What is being asked —
Please write the listing below out again exactly, leaving every picture behind.

Dataset records —

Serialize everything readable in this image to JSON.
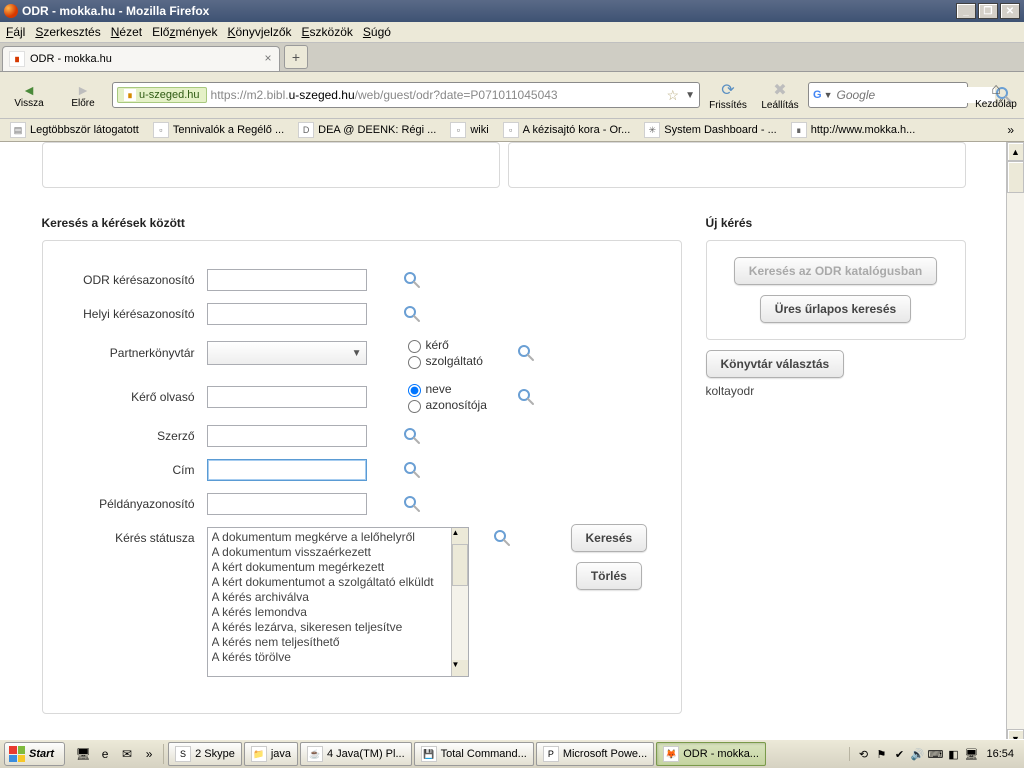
{
  "window": {
    "title": "ODR - mokka.hu - Mozilla Firefox",
    "min": "_",
    "max": "□",
    "close": "×",
    "restore": "❐"
  },
  "menus": [
    "Fájl",
    "Szerkesztés",
    "Nézet",
    "Előzmények",
    "Könyvjelzők",
    "Eszközök",
    "Súgó"
  ],
  "tab": {
    "label": "ODR - mokka.hu"
  },
  "nav": {
    "back": "Vissza",
    "forward": "Előre",
    "identity": "u-szeged.hu",
    "url_pre": "https://m2.bibl.",
    "url_bold": "u-szeged.hu",
    "url_post": "/web/guest/odr?date=P071011045043",
    "refresh": "Frissítés",
    "stop": "Leállítás",
    "search_placeholder": "Google",
    "home": "Kezdőlap"
  },
  "bookmarks": [
    "Legtöbbször látogatott",
    "Tennivalók a Regélő ...",
    "DEA @ DEENK: Régi ...",
    "wiki",
    "A kézisajtó kora - Or...",
    "System Dashboard - ...",
    "http://www.mokka.h..."
  ],
  "left": {
    "title": "Keresés a kérések között",
    "labels": {
      "odr_id": "ODR kérésazonosító",
      "local_id": "Helyi kérésazonosító",
      "partner": "Partnerkönyvtár",
      "reader": "Kérő olvasó",
      "author": "Szerző",
      "title": "Cím",
      "item_id": "Példányazonosító",
      "status": "Kérés státusza"
    },
    "radios": {
      "partner_a": "kérő",
      "partner_b": "szolgáltató",
      "reader_a": "neve",
      "reader_b": "azonosítója"
    },
    "status_options": [
      "A dokumentum megkérve a lelőhelyről",
      "A dokumentum visszaérkezett",
      "A kért dokumentum megérkezett",
      "A kért dokumentumot a szolgáltató elküldt",
      "A kérés archiválva",
      "A kérés lemondva",
      "A kérés lezárva, sikeresen teljesítve",
      "A kérés nem teljesíthető",
      "A kérés törölve"
    ],
    "search_btn": "Keresés",
    "clear_btn": "Törlés"
  },
  "right": {
    "title": "Új kérés",
    "btn_catalog": "Keresés az ODR katalógusban",
    "btn_blank": "Üres űrlapos keresés",
    "btn_choose": "Könyvtár választás",
    "user": "koltayodr"
  },
  "taskbar": {
    "start": "Start",
    "tasks": [
      {
        "icon": "S",
        "label": "2 Skype",
        "cls": ""
      },
      {
        "icon": "📁",
        "label": "java",
        "cls": ""
      },
      {
        "icon": "☕",
        "label": "4 Java(TM) Pl...",
        "cls": ""
      },
      {
        "icon": "💾",
        "label": "Total Command...",
        "cls": ""
      },
      {
        "icon": "P",
        "label": "Microsoft Powe...",
        "cls": ""
      },
      {
        "icon": "🦊",
        "label": "ODR - mokka...",
        "cls": "active"
      }
    ],
    "clock": "16:54"
  }
}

Solution to this exercise —
Serialize everything readable in this image to JSON.
{
  "window": {
    "title": "ODR - mokka.hu - Mozilla Firefox",
    "min": "_",
    "max": "□",
    "close": "×",
    "restore": "❐"
  },
  "menus": [
    "Fájl",
    "Szerkesztés",
    "Nézet",
    "Előzmények",
    "Könyvjelzők",
    "Eszközök",
    "Súgó"
  ],
  "tab": {
    "label": "ODR - mokka.hu"
  },
  "nav": {
    "back": "Vissza",
    "forward": "Előre",
    "identity": "u-szeged.hu",
    "url_pre": "https://m2.bibl.",
    "url_bold": "u-szeged.hu",
    "url_post": "/web/guest/odr?date=P071011045043",
    "refresh": "Frissítés",
    "stop": "Leállítás",
    "search_placeholder": "Google",
    "home": "Kezdőlap"
  },
  "bookmarks": [
    "Legtöbbször látogatott",
    "Tennivalók a Regélő ...",
    "DEA @ DEENK: Régi ...",
    "wiki",
    "A kézisajtó kora - Or...",
    "System Dashboard - ...",
    "http://www.mokka.h..."
  ],
  "left": {
    "title": "Keresés a kérések között",
    "labels": {
      "odr_id": "ODR kérésazonosító",
      "local_id": "Helyi kérésazonosító",
      "partner": "Partnerkönyvtár",
      "reader": "Kérő olvasó",
      "author": "Szerző",
      "title": "Cím",
      "item_id": "Példányazonosító",
      "status": "Kérés státusza"
    },
    "radios": {
      "partner_a": "kérő",
      "partner_b": "szolgáltató",
      "reader_a": "neve",
      "reader_b": "azonosítója"
    },
    "status_options": [
      "A dokumentum megkérve a lelőhelyről",
      "A dokumentum visszaérkezett",
      "A kért dokumentum megérkezett",
      "A kért dokumentumot a szolgáltató elküldt",
      "A kérés archiválva",
      "A kérés lemondva",
      "A kérés lezárva, sikeresen teljesítve",
      "A kérés nem teljesíthető",
      "A kérés törölve"
    ],
    "search_btn": "Keresés",
    "clear_btn": "Törlés"
  },
  "right": {
    "title": "Új kérés",
    "btn_catalog": "Keresés az ODR katalógusban",
    "btn_blank": "Üres űrlapos keresés",
    "btn_choose": "Könyvtár választás",
    "user": "koltayodr"
  },
  "taskbar": {
    "start": "Start",
    "tasks": [
      {
        "icon": "S",
        "label": "2 Skype",
        "cls": ""
      },
      {
        "icon": "📁",
        "label": "java",
        "cls": ""
      },
      {
        "icon": "☕",
        "label": "4 Java(TM) Pl...",
        "cls": ""
      },
      {
        "icon": "💾",
        "label": "Total Command...",
        "cls": ""
      },
      {
        "icon": "P",
        "label": "Microsoft Powe...",
        "cls": ""
      },
      {
        "icon": "🦊",
        "label": "ODR - mokka...",
        "cls": "active"
      }
    ],
    "clock": "16:54"
  }
}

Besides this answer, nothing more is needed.